EXTRACT PROVIDED:

○ ○ ○

0

I have appended two dataframes to some s3 location and while reading it one of the columns in output df is missing. The same piece of code is working completely fine in spark-2.0 but in spark-2.4 column is missing.

There is nothing change in code.I'm just trying the same code in two different versions of spark.

Abhishek Mishra
  • 111
  • 1
  • 10
  • Maybe you can paste your sample code and error message. – howie Jun 11 '19 at 00:35
  • Hi there, it would be very helpful to post some input/output data as discussed here https://stackoverflow.com/questions/48427185/how-to-make-good-reproducible-apache-spark-examples – abiratsis Jun 11 '19 at 13:31
  • @howie df1.write.mode("overwrite").parquet("path/to/s3/1") df2.write.mode("append").parquet("path/to/s3/1") //both df1 and df2 may have different schema val df=spark.read.parquet("path/to/s3/1") df.printSchema //one of df1 columns are missing in final df Note:- I'm also applying some schema on both df1 depends on some condition like if df is empty then just passing empty df – Abhishek Mishra Jun 11 '19 at 15:13
  • @AlexandrosBiratsis what will be the output schema if one column is missing in df1 but it's present in df2? Will it be there in finaldf or not ? – Abhishek Mishra Jun 11 '19 at 15:23
  • it depends on the operation that you are executing. If the operation is join in one of them yes it will appear in the final dataset :) so try to post a minimal example similar to your code and provide some data. Then will be easier to get a proper answer – abiratsis Jun 11 '19 at 15:24
  • Thanks for your quick response @AlexandrosBiratsis How it's different from appending two dataframes to same s3 location ? – Abhishek Mishra Jun 11 '19 at 15:49
  • you cant use append with different schemas because spark doesnt know which schema to keep! so this is an invalid operation. Also is not a good idea to write different dataframes into the same path :) – abiratsis Jun 11 '19 at 16:10
  • @AlexandrosBiratsis Will spark-2.x drop a column which is empty from the df? I mean If I'm appending two dfs with the same schema but one with a particular column empty then spark will drop that empty column or not? – Abhishek Mishra Jun 11 '19 at 18:26
  • Not sure not. spark doesn't do these kind of magic – abiratsis Jun 11 '19 at 18:57
  • I had faced something similar in spark 2.0.4 version, specifically writing a df to HDFS; if the column had no values and it was not read as one of the original column when you read your input it was dropped while writing. hope that helps – Aaron Jun 11 '19 at 21:39
  • Thanks @Aaron I'm not sure but this may be the case. Anyway, I tried applying a default schema whenever df is empty. Till now everything looks fine. – Abhishek Mishra Jun 12 '19 at 14:41
  • @AlexandrosBiratsis Once done, will let you know the result. – Abhishek Mishra Jun 12 '19 at 14:42

0 Answers0

○ ○ ○

STUDY MATERIAL:
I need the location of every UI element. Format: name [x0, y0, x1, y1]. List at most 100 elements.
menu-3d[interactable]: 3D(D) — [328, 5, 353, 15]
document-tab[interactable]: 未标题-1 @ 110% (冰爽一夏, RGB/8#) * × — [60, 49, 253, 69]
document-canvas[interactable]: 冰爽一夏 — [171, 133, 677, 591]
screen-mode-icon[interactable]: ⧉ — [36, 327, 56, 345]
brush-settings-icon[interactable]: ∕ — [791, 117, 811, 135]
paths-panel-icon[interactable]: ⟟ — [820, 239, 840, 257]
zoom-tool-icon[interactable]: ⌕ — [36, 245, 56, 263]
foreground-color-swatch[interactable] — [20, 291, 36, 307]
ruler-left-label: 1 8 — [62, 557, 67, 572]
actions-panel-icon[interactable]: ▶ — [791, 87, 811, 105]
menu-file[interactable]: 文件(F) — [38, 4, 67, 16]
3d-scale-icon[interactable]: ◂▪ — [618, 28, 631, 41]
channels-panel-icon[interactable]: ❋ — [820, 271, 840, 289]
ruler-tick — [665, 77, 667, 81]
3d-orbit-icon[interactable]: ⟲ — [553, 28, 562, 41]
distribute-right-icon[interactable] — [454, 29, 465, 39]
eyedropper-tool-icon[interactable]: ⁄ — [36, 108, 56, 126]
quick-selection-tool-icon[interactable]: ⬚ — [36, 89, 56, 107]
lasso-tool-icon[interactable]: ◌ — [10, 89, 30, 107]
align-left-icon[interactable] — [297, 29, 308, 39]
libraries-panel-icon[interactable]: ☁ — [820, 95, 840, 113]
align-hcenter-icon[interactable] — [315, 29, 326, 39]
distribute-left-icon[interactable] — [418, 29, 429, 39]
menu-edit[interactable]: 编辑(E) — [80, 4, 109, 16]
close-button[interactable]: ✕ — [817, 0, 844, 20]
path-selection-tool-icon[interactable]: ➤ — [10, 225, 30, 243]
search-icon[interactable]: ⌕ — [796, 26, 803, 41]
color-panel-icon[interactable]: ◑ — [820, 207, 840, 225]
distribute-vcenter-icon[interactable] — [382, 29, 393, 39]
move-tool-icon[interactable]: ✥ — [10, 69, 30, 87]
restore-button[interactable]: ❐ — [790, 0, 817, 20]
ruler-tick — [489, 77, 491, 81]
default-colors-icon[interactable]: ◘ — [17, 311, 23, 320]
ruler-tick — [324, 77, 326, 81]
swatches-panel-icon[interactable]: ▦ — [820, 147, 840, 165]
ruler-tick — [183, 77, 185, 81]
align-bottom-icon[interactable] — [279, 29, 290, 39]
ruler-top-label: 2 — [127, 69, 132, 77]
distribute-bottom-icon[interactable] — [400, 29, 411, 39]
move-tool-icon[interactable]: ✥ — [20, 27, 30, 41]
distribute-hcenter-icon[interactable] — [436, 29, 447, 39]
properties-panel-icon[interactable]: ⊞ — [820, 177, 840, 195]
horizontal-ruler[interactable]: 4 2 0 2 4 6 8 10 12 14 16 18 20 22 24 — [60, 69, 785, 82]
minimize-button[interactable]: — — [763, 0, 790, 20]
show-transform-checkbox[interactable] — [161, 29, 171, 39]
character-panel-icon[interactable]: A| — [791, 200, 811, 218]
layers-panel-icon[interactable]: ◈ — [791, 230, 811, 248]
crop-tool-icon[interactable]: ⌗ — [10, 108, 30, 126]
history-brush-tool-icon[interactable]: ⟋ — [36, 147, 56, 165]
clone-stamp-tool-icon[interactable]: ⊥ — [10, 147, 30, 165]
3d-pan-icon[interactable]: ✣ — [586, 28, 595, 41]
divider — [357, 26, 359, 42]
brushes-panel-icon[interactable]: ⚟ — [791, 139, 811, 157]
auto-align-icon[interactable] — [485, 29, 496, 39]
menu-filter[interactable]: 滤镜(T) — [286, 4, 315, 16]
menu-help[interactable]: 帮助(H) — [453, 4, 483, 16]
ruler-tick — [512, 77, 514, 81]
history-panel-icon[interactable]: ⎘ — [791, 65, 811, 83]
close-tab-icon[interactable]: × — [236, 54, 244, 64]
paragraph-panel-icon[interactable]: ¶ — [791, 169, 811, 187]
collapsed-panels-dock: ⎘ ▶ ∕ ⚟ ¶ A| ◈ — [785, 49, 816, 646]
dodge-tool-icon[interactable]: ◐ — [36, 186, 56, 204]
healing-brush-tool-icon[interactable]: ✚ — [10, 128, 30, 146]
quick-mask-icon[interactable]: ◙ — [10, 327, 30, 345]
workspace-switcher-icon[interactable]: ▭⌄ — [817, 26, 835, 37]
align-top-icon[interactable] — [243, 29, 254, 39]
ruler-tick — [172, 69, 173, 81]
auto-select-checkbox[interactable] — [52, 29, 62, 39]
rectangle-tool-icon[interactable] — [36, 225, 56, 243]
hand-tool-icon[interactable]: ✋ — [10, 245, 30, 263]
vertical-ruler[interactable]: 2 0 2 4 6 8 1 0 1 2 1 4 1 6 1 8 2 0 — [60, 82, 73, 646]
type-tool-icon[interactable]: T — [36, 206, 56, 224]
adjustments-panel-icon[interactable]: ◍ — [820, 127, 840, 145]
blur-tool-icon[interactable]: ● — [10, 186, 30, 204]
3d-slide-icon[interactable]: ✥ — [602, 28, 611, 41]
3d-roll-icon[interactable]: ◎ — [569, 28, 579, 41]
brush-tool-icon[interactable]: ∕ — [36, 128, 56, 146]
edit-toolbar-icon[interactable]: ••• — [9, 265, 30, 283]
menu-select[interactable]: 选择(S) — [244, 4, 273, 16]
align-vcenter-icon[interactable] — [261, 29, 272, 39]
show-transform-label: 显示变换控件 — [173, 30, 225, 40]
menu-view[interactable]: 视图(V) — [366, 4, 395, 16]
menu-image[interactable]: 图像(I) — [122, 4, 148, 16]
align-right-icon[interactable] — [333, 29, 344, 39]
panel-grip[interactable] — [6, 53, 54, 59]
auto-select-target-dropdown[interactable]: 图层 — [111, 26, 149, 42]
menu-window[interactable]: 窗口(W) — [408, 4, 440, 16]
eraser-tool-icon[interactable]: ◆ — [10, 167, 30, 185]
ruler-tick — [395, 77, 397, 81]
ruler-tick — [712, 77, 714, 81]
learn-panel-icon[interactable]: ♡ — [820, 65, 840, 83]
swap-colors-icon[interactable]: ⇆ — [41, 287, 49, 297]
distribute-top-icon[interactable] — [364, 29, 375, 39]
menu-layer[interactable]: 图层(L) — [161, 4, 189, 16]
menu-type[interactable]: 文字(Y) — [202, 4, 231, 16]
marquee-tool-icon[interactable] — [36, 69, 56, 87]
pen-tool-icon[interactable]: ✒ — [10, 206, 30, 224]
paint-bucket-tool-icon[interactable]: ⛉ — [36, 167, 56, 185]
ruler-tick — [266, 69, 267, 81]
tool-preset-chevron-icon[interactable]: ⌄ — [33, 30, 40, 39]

○ ○ ○

PROBLEM DETAILS:
In the Spark forum thread, why is appending dataframes with different schemas called an invalid operation? Answer in one to three sentences.

REPLY TO THE EXERCISE:
It is invalid because Spark does not know which of the differing schemas to keep. The same comment adds that writing different dataframes into the same path is not a good idea.